Set exercise: Take every line from the listing below that includes "Fill" and copy it.
___ Data for this task
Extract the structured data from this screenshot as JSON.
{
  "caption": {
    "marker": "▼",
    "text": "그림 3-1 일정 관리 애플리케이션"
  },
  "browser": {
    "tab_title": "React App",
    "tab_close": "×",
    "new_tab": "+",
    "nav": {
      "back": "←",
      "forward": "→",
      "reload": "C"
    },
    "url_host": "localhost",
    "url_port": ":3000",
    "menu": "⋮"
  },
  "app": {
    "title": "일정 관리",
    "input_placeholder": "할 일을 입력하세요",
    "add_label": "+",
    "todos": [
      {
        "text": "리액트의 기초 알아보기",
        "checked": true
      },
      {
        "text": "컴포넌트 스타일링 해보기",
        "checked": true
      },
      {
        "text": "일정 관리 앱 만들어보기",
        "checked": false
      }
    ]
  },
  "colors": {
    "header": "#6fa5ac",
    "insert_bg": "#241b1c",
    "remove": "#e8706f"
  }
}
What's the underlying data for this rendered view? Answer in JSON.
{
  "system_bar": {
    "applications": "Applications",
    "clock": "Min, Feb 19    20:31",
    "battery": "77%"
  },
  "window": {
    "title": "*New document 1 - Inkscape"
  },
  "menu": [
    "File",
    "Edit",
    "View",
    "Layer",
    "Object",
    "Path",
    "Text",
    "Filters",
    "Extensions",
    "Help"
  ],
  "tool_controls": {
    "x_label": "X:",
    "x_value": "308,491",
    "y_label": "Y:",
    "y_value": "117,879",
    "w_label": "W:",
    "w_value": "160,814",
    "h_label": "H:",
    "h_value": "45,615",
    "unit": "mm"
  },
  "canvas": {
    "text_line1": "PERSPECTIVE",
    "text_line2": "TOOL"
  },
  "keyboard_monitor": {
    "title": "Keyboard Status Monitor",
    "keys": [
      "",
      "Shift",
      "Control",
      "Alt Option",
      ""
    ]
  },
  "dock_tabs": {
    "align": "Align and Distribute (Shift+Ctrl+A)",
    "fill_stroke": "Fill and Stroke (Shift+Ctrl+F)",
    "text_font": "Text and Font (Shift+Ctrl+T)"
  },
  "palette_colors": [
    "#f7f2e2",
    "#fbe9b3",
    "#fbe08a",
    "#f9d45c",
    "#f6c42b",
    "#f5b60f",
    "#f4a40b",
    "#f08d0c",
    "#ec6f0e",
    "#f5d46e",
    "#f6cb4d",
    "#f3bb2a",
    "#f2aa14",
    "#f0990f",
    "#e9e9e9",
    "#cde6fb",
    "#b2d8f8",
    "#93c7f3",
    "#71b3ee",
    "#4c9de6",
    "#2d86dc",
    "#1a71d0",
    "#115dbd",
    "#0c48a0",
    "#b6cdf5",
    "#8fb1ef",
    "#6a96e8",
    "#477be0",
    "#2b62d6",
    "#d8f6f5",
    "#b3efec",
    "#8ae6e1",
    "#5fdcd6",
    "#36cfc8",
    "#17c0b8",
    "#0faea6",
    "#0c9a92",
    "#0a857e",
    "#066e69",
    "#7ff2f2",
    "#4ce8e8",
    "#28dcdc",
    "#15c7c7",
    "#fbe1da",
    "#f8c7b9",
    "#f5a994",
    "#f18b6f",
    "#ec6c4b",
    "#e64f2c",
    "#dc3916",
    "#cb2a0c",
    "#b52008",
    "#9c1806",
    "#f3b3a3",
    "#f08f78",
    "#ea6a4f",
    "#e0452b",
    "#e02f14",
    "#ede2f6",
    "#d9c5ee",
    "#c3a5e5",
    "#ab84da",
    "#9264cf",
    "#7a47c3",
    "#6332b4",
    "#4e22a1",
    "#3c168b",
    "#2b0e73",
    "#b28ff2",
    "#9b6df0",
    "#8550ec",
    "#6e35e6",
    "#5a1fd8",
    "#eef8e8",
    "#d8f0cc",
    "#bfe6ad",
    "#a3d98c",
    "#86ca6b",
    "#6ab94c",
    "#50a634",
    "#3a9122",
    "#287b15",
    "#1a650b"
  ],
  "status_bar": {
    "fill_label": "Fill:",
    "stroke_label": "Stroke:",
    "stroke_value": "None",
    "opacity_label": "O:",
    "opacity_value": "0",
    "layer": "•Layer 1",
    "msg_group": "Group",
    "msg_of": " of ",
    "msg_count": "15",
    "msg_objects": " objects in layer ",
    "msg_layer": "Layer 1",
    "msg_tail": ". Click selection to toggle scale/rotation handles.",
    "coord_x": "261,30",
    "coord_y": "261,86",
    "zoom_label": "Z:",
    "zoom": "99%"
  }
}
______
Correct result:
    "fill_stroke": "Fill and Stroke (Shift+Ctrl+F)",
    "fill_label": "Fill:",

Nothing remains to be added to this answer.